AIM:
Track down the lines that contain "handover" and copy them.

════════════════

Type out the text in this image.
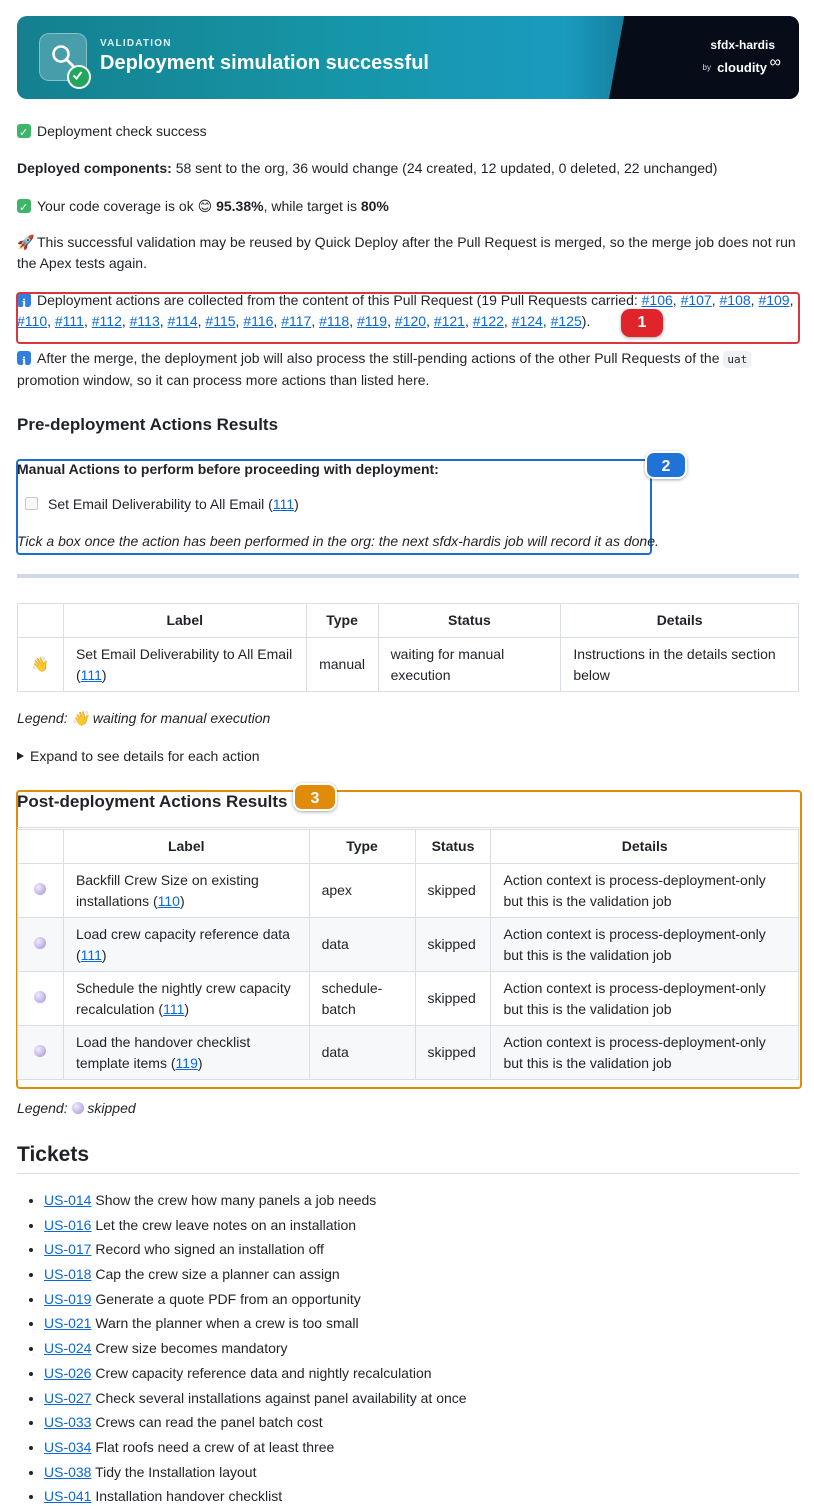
VALIDATION
Deployment simulation successful
sfdx-hardis
by cloudity ∞

✓Deployment check success

Deployed components: 58 sent to the org, 36 would change (24 created, 12 updated, 0 deleted, 22 unchanged)

✓Your code coverage is ok 😊 95.38%, while target is 80%

🚀 This successful validation may be reused by Quick Deploy after the Pull Request is merged, so the merge job does not run the Apex tests again.

iDeployment actions are collected from the content of this Pull Request (19 Pull Requests carried: #106, #107, #108, #109,
#110, #111, #112, #113, #114, #115, #116, #117, #118, #119, #120, #121, #122, #124, #125).	1

iAfter the merge, the deployment job will also process the still-pending actions of the other Pull Requests of the uat
promotion window, so it can process more actions than listed here.

Pre-deployment Actions Results

Manual Actions to perform before proceeding with deployment:

Set Email Deliverability to All Email (111)

Tick a box once the action has been performed in the org: the next sfdx-hardis job will record it as done.

2
	Label	Type	Status	Details
👋	Set Email Deliverability to All Email (111)	manual	waiting for manual execution	Instructions in the details section below

Legend: 👋 waiting for manual execution

Expand to see details for each action

Post-deployment Actions Results	3
	Label	Type	Status	Details
	Backfill Crew Size on existing installations (110)	apex	skipped	Action context is process-deployment-only but this is the validation job
	Load crew capacity reference data (111)	data	skipped	Action context is process-deployment-only but this is the validation job
	Schedule the nightly crew capacity recalculation (111)	schedule-batch	skipped	Action context is process-deployment-only but this is the validation job
	Load the handover checklist template items (119)	data	skipped	Action context is process-deployment-only but this is the validation job

Legend: skipped

Tickets
• US-014 Show the crew how many panels a job needs
• US-016 Let the crew leave notes on an installation
• US-017 Record who signed an installation off
• US-018 Cap the crew size a planner can assign
• US-019 Generate a quote PDF from an opportunity
• US-021 Warn the planner when a crew is too small
• US-024 Crew size becomes mandatory
• US-026 Crew capacity reference data and nightly recalculation
• US-027 Check several installations against panel availability at once
• US-033 Crews can read the panel batch cost
• US-034 Flat roofs need a crew of at least three
• US-038 Tidy the Installation layout
• US-041 Installation handover checklist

════════════════

FULL RESPONSE:
	Load the handover checklist template items (119)	data	skipped	Action context is process-deployment-only but this is the validation job
• US-041 Installation handover checklist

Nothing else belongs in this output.